AIM:
Across the listing below, how many lines hold "true"? Reply with the number by itself.

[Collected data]
────────────────
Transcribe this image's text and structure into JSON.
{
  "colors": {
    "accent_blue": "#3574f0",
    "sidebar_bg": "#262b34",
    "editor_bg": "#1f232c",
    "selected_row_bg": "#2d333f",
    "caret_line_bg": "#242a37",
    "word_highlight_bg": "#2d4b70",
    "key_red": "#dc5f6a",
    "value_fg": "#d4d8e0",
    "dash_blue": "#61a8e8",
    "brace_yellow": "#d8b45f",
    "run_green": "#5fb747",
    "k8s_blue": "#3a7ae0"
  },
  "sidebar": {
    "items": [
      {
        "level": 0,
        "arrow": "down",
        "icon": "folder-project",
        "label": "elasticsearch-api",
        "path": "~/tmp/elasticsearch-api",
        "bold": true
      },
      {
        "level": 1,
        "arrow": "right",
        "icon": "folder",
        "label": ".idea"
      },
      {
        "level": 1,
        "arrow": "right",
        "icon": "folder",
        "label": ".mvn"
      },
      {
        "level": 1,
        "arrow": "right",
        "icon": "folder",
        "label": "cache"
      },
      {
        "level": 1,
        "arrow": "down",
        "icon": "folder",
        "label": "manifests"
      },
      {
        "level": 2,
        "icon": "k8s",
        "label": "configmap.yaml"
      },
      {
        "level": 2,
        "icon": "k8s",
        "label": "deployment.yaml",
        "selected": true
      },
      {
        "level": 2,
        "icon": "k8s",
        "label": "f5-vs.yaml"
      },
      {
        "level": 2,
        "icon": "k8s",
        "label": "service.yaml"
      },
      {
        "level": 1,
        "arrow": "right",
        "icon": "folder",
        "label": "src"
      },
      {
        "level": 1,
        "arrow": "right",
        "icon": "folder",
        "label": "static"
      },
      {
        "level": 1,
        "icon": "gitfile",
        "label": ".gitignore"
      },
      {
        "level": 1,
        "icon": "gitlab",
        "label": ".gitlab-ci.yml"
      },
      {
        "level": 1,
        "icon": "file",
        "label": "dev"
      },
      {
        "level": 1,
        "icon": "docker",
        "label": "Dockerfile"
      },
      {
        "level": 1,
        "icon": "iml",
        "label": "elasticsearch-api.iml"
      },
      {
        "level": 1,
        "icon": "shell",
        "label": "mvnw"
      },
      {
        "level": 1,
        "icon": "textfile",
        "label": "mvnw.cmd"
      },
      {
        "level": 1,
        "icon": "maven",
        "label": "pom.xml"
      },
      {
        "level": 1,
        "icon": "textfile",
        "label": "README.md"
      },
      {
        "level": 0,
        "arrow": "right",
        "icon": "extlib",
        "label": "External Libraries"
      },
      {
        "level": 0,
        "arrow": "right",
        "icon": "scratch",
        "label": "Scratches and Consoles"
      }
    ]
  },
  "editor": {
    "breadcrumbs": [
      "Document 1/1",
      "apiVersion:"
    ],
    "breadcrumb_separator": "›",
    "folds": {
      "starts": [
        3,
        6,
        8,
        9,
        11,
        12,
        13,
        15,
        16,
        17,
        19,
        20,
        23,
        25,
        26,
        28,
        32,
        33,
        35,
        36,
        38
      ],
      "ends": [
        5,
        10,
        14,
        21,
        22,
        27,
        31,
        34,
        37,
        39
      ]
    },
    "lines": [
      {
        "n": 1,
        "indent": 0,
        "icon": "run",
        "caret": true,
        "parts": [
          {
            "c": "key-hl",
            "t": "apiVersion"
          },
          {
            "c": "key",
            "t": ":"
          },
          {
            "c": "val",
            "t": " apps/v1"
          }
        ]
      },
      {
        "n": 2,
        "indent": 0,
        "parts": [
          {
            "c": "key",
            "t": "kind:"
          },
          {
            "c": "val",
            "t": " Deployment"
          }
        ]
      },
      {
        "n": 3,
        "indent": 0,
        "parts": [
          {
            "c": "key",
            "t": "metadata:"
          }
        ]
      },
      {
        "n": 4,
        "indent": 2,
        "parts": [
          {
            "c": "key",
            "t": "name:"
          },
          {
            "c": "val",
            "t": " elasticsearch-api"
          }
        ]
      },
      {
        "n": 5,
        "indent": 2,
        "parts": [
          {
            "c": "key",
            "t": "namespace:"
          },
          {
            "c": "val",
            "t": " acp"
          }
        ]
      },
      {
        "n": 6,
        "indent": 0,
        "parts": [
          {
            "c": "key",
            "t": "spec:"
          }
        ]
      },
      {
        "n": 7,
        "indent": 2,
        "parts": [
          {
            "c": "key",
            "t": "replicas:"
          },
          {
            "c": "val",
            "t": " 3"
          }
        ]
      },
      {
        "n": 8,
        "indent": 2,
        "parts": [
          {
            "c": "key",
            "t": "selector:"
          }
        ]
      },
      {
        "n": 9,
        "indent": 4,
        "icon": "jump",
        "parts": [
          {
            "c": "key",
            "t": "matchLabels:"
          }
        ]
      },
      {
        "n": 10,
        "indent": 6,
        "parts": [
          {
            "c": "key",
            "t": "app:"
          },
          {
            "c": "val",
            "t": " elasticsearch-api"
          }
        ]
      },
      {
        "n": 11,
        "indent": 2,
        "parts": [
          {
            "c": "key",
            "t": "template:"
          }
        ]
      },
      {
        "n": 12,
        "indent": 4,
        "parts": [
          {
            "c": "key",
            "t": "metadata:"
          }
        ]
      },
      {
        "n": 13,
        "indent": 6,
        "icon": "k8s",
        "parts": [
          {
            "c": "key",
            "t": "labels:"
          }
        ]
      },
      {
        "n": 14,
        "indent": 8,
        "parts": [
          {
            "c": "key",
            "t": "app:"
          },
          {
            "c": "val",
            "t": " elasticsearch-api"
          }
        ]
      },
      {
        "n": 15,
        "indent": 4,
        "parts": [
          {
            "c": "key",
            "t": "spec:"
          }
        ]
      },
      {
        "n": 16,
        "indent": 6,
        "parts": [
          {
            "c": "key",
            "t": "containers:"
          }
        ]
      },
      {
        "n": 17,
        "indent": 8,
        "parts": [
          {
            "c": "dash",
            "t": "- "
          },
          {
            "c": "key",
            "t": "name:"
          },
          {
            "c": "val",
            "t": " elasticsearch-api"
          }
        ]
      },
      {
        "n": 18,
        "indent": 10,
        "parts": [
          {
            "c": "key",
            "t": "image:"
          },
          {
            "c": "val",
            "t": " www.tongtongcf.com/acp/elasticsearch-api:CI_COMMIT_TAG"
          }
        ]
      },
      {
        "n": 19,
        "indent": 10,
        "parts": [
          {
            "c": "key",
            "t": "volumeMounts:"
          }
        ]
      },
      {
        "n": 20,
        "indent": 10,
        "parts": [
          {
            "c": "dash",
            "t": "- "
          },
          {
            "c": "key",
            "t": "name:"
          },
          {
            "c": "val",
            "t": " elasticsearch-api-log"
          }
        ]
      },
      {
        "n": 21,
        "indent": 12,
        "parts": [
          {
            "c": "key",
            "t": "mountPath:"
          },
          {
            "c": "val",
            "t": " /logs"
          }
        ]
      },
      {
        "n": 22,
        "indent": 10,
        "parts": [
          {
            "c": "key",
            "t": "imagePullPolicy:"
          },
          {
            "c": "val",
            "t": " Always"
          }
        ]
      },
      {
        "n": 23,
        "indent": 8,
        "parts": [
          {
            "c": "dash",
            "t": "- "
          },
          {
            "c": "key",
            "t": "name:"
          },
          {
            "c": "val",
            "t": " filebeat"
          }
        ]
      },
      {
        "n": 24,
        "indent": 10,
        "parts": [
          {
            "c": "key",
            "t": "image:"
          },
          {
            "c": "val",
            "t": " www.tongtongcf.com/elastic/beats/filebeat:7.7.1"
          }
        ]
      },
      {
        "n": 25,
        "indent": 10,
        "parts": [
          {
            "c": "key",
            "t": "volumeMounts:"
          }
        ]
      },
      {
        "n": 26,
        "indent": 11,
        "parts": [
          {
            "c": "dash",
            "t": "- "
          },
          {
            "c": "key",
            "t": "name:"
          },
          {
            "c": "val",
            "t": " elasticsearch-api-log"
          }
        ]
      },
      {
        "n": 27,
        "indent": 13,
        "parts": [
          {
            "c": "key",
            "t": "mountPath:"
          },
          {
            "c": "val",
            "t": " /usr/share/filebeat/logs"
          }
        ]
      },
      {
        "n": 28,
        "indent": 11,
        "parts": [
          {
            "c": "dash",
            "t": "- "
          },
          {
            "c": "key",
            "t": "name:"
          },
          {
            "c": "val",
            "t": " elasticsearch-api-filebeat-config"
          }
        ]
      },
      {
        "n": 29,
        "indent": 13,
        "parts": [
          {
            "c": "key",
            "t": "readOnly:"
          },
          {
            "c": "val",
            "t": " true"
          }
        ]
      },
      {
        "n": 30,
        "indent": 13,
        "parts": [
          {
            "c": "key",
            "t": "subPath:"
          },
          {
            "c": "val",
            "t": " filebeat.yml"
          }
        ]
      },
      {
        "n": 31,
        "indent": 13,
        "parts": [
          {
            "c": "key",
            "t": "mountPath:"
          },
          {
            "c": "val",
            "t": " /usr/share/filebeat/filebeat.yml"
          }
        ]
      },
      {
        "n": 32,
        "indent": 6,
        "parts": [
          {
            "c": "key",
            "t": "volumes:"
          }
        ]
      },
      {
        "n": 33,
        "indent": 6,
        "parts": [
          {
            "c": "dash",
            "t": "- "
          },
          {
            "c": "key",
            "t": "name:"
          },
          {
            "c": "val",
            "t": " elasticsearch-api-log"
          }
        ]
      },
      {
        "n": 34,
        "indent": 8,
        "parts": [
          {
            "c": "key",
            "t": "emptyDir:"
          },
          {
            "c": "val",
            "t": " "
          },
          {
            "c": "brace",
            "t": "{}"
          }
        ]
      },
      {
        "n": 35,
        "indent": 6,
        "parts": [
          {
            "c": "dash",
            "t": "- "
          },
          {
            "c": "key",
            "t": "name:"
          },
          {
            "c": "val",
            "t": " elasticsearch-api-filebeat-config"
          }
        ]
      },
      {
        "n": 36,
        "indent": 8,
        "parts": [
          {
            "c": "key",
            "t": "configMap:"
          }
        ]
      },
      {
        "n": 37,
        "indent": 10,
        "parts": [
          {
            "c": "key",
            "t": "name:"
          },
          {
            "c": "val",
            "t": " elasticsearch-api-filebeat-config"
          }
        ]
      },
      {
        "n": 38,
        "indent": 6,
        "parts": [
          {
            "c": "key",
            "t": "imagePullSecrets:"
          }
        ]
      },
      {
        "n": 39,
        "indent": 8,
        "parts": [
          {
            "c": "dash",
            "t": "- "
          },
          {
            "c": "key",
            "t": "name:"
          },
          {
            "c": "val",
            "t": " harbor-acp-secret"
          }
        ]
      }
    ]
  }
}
────────────────
PROBLEM SOLUTION:
4